* _Aim of the exercise_
In your copy, leave out the pictures; write out all the data exactly.

━━ Data provided ━━

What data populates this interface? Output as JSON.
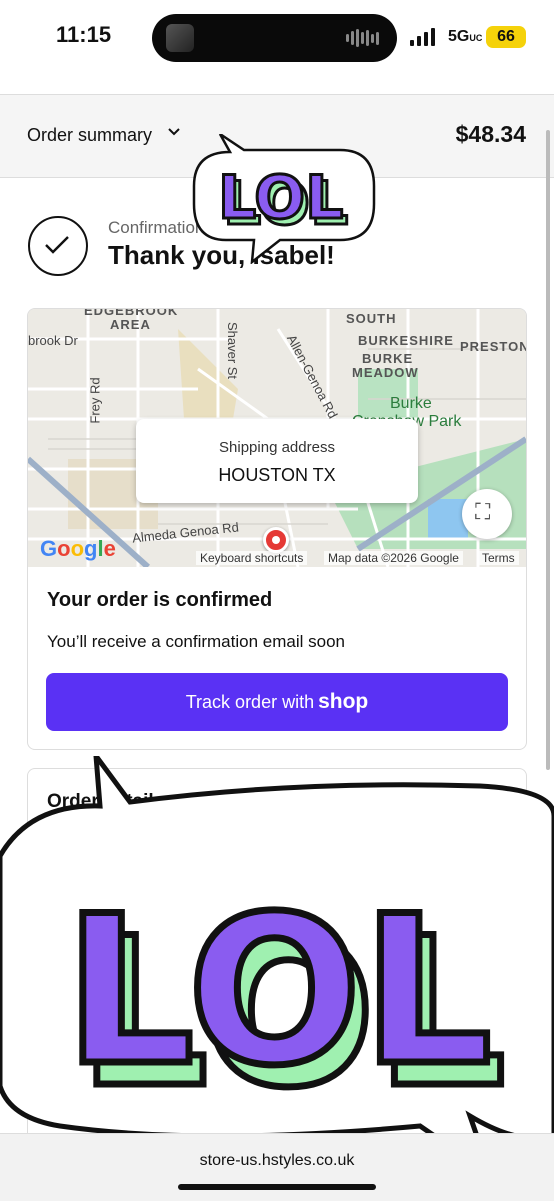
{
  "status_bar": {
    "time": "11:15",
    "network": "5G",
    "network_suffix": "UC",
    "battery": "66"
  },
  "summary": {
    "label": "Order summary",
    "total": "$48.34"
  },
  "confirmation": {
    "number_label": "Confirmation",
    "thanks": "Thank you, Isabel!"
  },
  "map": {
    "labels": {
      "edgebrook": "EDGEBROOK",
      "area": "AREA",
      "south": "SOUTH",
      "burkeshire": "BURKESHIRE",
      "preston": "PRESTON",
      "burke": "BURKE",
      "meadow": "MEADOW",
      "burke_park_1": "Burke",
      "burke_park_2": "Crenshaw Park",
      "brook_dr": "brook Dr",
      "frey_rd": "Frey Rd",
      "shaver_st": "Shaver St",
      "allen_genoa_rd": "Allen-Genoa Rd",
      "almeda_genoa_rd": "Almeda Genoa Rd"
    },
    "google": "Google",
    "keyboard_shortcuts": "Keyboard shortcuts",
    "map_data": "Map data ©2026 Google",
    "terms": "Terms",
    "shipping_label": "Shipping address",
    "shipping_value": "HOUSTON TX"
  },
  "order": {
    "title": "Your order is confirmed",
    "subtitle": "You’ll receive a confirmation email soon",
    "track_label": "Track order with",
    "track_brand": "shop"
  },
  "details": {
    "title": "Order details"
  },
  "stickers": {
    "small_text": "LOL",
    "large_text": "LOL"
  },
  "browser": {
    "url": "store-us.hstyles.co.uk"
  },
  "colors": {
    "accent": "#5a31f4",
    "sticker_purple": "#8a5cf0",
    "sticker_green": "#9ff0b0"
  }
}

━━━

* _The completed task_
What data populates this interface? Output as JSON.
{
  "status_bar": {
    "time": "11:15",
    "network": "5G",
    "network_suffix": "UC",
    "battery": "66"
  },
  "summary": {
    "label": "Order summary",
    "total": "$48.34"
  },
  "confirmation": {
    "number_label": "Confirmation",
    "thanks": "Thank you, Isabel!"
  },
  "map": {
    "labels": {
      "edgebrook": "EDGEBROOK",
      "area": "AREA",
      "south": "SOUTH",
      "burkeshire": "BURKESHIRE",
      "preston": "PRESTON",
      "burke": "BURKE",
      "meadow": "MEADOW",
      "burke_park_1": "Burke",
      "burke_park_2": "Crenshaw Park",
      "brook_dr": "brook Dr",
      "frey_rd": "Frey Rd",
      "shaver_st": "Shaver St",
      "allen_genoa_rd": "Allen-Genoa Rd",
      "almeda_genoa_rd": "Almeda Genoa Rd"
    },
    "google": "Google",
    "keyboard_shortcuts": "Keyboard shortcuts",
    "map_data": "Map data ©2026 Google",
    "terms": "Terms",
    "shipping_label": "Shipping address",
    "shipping_value": "HOUSTON TX"
  },
  "order": {
    "title": "Your order is confirmed",
    "subtitle": "You’ll receive a confirmation email soon",
    "track_label": "Track order with",
    "track_brand": "shop"
  },
  "details": {
    "title": "Order details"
  },
  "stickers": {
    "small_text": "LOL",
    "large_text": "LOL"
  },
  "browser": {
    "url": "store-us.hstyles.co.uk"
  },
  "colors": {
    "accent": "#5a31f4",
    "sticker_purple": "#8a5cf0",
    "sticker_green": "#9ff0b0"
  }
}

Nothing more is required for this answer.